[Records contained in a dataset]

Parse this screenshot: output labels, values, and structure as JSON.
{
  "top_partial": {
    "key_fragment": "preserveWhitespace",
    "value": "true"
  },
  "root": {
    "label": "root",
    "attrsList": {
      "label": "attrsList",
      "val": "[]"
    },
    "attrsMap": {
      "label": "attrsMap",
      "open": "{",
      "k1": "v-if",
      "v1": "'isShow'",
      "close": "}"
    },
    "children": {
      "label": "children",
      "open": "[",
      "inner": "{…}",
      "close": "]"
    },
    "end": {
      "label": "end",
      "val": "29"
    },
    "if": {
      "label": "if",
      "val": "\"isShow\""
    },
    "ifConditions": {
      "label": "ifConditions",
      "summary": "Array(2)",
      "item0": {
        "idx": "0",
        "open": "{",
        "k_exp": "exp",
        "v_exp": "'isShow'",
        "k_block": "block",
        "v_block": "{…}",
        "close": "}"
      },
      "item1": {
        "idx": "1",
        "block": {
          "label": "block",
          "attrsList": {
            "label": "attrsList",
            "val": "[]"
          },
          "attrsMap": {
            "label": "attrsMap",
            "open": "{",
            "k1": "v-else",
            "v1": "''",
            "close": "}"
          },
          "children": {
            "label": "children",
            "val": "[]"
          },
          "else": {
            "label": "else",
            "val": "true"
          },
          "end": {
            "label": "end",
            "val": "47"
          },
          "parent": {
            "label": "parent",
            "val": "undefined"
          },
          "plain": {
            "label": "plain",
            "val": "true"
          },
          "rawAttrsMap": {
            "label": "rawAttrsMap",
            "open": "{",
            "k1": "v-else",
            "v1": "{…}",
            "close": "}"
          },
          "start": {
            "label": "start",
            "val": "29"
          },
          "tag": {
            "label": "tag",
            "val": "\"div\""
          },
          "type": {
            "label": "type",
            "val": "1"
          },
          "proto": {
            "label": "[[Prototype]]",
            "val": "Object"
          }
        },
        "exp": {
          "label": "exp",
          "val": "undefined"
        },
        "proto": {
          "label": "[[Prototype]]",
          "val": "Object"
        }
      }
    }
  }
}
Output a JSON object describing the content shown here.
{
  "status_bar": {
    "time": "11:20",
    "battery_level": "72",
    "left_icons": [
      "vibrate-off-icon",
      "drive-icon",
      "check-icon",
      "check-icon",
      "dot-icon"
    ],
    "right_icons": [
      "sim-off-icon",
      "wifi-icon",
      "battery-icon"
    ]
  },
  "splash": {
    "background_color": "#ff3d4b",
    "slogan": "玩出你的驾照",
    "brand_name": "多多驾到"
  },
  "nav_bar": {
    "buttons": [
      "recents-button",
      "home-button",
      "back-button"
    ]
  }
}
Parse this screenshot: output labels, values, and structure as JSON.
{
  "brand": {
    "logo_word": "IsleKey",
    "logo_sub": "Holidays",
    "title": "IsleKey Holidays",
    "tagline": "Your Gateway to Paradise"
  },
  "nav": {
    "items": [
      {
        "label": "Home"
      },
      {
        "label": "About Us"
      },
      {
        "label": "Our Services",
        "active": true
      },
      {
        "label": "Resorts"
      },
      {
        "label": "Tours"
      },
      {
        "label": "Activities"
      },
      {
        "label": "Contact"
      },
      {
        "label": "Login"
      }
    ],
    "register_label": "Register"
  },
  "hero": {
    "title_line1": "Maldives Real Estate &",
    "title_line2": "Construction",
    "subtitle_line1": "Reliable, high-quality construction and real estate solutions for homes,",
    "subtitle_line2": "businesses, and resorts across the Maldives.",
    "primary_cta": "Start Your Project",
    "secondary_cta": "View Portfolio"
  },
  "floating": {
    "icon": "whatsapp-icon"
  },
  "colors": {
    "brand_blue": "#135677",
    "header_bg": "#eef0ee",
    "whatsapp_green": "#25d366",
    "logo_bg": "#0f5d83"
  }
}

## Stated task
Return the listing above word for word.

## Exercise answer
Parse this screenshot: output labels, values, and structure as JSON.
{
  "top_partial": {
    "key_fragment": "preserveWhitespace",
    "value": "true"
  },
  "root": {
    "label": "root",
    "attrsList": {
      "label": "attrsList",
      "val": "[]"
    },
    "attrsMap": {
      "label": "attrsMap",
      "open": "{",
      "k1": "v-if",
      "v1": "'isShow'",
      "close": "}"
    },
    "children": {
      "label": "children",
      "open": "[",
      "inner": "{…}",
      "close": "]"
    },
    "end": {
      "label": "end",
      "val": "29"
    },
    "if": {
      "label": "if",
      "val": "\"isShow\""
    },
    "ifConditions": {
      "label": "ifConditions",
      "summary": "Array(2)",
      "item0": {
        "idx": "0",
        "open": "{",
        "k_exp": "exp",
        "v_exp": "'isShow'",
        "k_block": "block",
        "v_block": "{…}",
        "close": "}"
      },
      "item1": {
        "idx": "1",
        "block": {
          "label": "block",
          "attrsList": {
            "label": "attrsList",
            "val": "[]"
          },
          "attrsMap": {
            "label": "attrsMap",
            "open": "{",
            "k1": "v-else",
            "v1": "''",
            "close": "}"
          },
          "children": {
            "label": "children",
            "val": "[]"
          },
          "else": {
            "label": "else",
            "val": "true"
          },
          "end": {
            "label": "end",
            "val": "47"
          },
          "parent": {
            "label": "parent",
            "val": "undefined"
          },
          "plain": {
            "label": "plain",
            "val": "true"
          },
          "rawAttrsMap": {
            "label": "rawAttrsMap",
            "open": "{",
            "k1": "v-else",
            "v1": "{…}",
            "close": "}"
          },
          "start": {
            "label": "start",
            "val": "29"
          },
          "tag": {
            "label": "tag",
            "val": "\"div\""
          },
          "type": {
            "label": "type",
            "val": "1"
          },
          "proto": {
            "label": "[[Prototype]]",
            "val": "Object"
          }
        },
        "exp": {
          "label": "exp",
          "val": "undefined"
        },
        "proto": {
          "label": "[[Prototype]]",
          "val": "Object"
        }
      }
    }
  }
}
Output a JSON object describing the content shown here.
{
  "status_bar": {
    "time": "11:20",
    "battery_level": "72",
    "left_icons": [
      "vibrate-off-icon",
      "drive-icon",
      "check-icon",
      "check-icon",
      "dot-icon"
    ],
    "right_icons": [
      "sim-off-icon",
      "wifi-icon",
      "battery-icon"
    ]
  },
  "splash": {
    "background_color": "#ff3d4b",
    "slogan": "玩出你的驾照",
    "brand_name": "多多驾到"
  },
  "nav_bar": {
    "buttons": [
      "recents-button",
      "home-button",
      "back-button"
    ]
  }
}
Parse this screenshot: output labels, values, and structure as JSON.
{
  "brand": {
    "logo_word": "IsleKey",
    "logo_sub": "Holidays",
    "title": "IsleKey Holidays",
    "tagline": "Your Gateway to Paradise"
  },
  "nav": {
    "items": [
      {
        "label": "Home"
      },
      {
        "label": "About Us"
      },
      {
        "label": "Our Services",
        "active": true
      },
      {
        "label": "Resorts"
      },
      {
        "label": "Tours"
      },
      {
        "label": "Activities"
      },
      {
        "label": "Contact"
      },
      {
        "label": "Login"
      }
    ],
    "register_label": "Register"
  },
  "hero": {
    "title_line1": "Maldives Real Estate &",
    "title_line2": "Construction",
    "subtitle_line1": "Reliable, high-quality construction and real estate solutions for homes,",
    "subtitle_line2": "businesses, and resorts across the Maldives.",
    "primary_cta": "Start Your Project",
    "secondary_cta": "View Portfolio"
  },
  "floating": {
    "icon": "whatsapp-icon"
  },
  "colors": {
    "brand_blue": "#135677",
    "header_bg": "#eef0ee",
    "whatsapp_green": "#25d366",
    "logo_bg": "#0f5d83"
  }
}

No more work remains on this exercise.